TASK DESCRIPTION
Repeat what the lines below say, word for word, and skip every image.

MATERIAL PROVIDED
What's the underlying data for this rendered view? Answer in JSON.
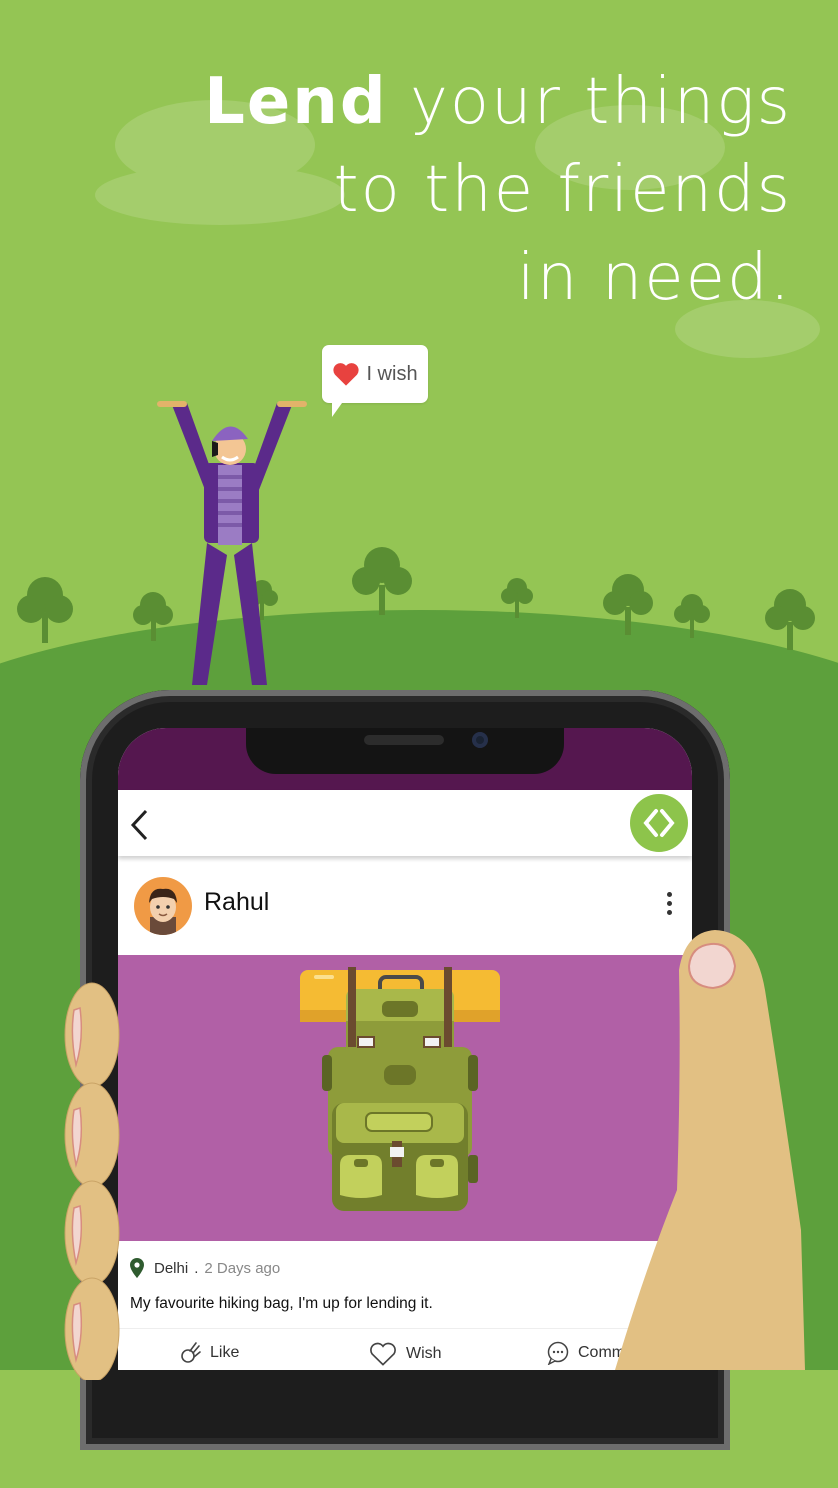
{
  "headline": {
    "line1_bold": "Lend",
    "line1_rest": " your things",
    "line2": "to the friends",
    "line3": "in need."
  },
  "speech_bubble": {
    "icon": "heart-icon",
    "text": "I wish"
  },
  "app": {
    "topbar": {
      "back_icon": "back-chevron-icon",
      "logo_icon": "app-logo-icon"
    },
    "post": {
      "username": "Rahul",
      "location": "Delhi",
      "separator": ".",
      "time": "2 Days ago",
      "caption": "My favourite hiking bag, I'm up for lending it.",
      "actions": [
        {
          "label": "Like",
          "icon": "ok-hand-icon"
        },
        {
          "label": "Wish",
          "icon": "heart-outline-icon"
        },
        {
          "label": "Comm",
          "icon": "comment-bubble-icon"
        }
      ]
    }
  },
  "colors": {
    "background": "#94c554",
    "hill": "#5da03c",
    "status_bar": "#55174f",
    "post_image_bg": "#b160a6",
    "logo": "#8dc44b",
    "avatar": "#f09a45"
  }
}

SOLUTION FOR THIS TASK
What's the underlying data for this rendered view? Answer in JSON.
{
  "headline": {
    "line1_bold": "Lend",
    "line1_rest": " your things",
    "line2": "to the friends",
    "line3": "in need."
  },
  "speech_bubble": {
    "icon": "heart-icon",
    "text": "I wish"
  },
  "app": {
    "topbar": {
      "back_icon": "back-chevron-icon",
      "logo_icon": "app-logo-icon"
    },
    "post": {
      "username": "Rahul",
      "location": "Delhi",
      "separator": ".",
      "time": "2 Days ago",
      "caption": "My favourite hiking bag, I'm up for lending it.",
      "actions": [
        {
          "label": "Like",
          "icon": "ok-hand-icon"
        },
        {
          "label": "Wish",
          "icon": "heart-outline-icon"
        },
        {
          "label": "Comm",
          "icon": "comment-bubble-icon"
        }
      ]
    }
  },
  "colors": {
    "background": "#94c554",
    "hill": "#5da03c",
    "status_bar": "#55174f",
    "post_image_bg": "#b160a6",
    "logo": "#8dc44b",
    "avatar": "#f09a45"
  }
}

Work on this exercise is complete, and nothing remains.